**The request**
For each line below that contains the string "screenshot", copy that line.

(Records from a collection)
──────────

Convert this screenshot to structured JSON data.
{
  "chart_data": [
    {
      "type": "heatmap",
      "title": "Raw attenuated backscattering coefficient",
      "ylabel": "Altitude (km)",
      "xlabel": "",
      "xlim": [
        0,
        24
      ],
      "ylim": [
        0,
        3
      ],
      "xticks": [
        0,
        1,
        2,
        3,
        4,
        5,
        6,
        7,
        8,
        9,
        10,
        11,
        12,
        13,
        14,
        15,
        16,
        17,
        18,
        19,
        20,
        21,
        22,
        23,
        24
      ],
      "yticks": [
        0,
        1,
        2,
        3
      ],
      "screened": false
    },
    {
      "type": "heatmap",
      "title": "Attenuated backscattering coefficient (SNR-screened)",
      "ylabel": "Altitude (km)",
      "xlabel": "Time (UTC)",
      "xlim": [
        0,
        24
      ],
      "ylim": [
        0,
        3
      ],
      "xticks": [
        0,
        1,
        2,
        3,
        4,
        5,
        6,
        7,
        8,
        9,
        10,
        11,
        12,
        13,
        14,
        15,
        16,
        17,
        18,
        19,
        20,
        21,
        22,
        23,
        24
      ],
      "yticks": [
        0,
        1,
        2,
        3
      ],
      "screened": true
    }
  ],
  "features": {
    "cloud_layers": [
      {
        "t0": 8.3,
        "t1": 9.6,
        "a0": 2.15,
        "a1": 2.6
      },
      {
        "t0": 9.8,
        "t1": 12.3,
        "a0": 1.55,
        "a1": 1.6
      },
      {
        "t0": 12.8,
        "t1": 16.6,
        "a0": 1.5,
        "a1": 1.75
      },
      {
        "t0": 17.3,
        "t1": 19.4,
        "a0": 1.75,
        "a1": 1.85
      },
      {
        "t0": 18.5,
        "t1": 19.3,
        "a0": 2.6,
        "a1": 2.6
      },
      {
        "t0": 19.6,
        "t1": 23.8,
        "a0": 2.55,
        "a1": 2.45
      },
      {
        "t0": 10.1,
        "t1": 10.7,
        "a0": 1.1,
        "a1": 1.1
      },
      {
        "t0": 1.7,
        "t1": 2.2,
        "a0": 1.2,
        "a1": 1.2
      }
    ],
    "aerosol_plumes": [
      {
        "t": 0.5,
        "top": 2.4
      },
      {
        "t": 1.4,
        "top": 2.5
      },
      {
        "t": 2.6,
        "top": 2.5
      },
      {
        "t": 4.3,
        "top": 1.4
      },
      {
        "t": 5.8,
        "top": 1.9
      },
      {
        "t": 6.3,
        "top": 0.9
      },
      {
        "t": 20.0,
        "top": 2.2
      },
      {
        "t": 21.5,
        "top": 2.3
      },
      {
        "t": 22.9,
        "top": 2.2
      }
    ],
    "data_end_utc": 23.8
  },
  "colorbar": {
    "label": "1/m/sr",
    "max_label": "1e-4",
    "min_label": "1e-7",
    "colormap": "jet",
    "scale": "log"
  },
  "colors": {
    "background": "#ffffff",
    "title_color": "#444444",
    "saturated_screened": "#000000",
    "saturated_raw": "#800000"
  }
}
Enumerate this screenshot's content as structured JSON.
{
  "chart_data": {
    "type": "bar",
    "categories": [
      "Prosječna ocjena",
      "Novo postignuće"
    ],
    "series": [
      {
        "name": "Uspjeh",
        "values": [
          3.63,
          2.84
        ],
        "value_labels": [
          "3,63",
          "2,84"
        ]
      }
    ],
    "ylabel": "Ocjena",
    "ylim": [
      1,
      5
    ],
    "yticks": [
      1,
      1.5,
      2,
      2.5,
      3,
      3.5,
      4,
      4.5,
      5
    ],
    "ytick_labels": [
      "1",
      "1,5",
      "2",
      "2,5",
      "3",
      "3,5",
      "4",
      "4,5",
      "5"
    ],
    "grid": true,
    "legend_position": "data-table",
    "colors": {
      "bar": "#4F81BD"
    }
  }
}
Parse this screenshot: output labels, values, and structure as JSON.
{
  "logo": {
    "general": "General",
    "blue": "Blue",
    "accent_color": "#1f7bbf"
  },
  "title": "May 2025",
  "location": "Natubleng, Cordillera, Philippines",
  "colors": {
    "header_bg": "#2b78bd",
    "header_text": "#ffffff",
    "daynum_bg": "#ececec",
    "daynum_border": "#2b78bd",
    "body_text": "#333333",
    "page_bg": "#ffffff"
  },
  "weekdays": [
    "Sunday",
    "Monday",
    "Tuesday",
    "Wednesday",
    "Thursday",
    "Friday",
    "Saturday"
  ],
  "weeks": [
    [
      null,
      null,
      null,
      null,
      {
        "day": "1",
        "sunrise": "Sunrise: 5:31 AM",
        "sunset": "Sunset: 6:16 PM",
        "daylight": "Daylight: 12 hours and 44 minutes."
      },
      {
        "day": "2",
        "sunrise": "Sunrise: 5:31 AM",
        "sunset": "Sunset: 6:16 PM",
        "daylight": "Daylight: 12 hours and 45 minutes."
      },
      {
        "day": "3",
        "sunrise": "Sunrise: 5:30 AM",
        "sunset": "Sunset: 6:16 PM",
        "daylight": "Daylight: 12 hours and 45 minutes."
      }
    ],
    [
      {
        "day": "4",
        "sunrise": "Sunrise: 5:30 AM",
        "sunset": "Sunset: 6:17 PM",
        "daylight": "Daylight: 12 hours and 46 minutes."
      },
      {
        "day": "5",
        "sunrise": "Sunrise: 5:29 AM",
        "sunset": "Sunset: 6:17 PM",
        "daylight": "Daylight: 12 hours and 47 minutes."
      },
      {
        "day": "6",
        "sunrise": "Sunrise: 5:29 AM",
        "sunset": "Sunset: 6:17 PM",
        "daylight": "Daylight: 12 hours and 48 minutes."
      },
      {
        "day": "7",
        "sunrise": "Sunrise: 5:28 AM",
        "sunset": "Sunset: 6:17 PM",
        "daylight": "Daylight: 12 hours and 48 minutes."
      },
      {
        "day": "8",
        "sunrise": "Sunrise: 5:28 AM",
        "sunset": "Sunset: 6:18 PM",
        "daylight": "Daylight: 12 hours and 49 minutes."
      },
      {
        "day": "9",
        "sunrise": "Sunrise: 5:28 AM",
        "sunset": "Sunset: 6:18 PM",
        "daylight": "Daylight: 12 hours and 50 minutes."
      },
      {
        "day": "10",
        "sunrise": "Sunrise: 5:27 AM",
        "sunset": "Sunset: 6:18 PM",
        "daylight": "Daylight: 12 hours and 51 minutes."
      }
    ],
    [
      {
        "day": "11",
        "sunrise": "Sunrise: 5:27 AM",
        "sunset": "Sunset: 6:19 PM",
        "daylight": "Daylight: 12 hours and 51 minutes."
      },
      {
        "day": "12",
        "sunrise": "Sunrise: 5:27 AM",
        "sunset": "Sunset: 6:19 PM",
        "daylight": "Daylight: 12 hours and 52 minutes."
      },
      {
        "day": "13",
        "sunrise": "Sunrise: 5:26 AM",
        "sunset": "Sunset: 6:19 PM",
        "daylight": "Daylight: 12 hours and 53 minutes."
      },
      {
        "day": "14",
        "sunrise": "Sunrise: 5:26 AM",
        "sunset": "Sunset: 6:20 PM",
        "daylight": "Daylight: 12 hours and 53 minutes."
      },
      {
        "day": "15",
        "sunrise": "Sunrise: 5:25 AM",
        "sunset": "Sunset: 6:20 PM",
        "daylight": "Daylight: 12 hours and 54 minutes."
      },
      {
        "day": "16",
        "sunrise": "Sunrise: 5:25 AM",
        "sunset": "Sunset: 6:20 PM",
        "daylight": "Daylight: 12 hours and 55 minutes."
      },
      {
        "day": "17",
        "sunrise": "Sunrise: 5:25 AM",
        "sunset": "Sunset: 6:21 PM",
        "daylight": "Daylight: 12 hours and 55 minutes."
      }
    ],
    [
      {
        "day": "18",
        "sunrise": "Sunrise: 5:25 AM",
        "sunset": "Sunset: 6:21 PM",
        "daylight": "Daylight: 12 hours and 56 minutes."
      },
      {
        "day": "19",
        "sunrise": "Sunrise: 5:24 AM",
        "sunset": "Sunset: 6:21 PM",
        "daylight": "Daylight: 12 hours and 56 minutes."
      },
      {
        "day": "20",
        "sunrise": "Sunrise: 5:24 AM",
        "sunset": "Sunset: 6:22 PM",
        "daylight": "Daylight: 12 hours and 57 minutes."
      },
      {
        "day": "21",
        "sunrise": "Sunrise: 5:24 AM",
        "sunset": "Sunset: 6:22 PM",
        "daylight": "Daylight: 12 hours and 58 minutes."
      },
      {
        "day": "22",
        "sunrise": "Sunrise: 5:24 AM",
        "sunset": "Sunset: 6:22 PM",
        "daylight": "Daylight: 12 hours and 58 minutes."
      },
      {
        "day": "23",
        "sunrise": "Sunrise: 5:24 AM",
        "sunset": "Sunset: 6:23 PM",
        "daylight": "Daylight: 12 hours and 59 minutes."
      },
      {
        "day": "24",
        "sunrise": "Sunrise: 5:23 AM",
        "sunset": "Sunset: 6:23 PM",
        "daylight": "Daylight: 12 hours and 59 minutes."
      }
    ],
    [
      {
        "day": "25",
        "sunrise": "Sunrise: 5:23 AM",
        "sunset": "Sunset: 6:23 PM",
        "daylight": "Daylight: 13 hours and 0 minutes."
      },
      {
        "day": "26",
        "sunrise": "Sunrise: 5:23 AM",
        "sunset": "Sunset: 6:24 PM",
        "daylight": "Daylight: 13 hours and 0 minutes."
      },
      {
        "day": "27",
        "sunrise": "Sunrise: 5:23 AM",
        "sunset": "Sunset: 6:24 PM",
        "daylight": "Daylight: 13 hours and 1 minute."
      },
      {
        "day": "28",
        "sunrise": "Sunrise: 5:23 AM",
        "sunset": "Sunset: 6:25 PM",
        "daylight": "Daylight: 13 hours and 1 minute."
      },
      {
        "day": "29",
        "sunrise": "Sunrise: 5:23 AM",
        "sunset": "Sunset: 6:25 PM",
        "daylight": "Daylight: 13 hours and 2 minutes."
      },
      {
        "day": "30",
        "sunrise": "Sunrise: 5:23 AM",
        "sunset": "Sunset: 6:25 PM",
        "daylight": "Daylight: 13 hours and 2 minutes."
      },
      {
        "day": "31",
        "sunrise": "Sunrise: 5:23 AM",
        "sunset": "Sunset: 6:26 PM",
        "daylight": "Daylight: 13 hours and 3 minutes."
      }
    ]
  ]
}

──────────

**Written answer**
Convert this screenshot to structured JSON data.
Enumerate this screenshot's content as structured JSON.
Parse this screenshot: output labels, values, and structure as JSON.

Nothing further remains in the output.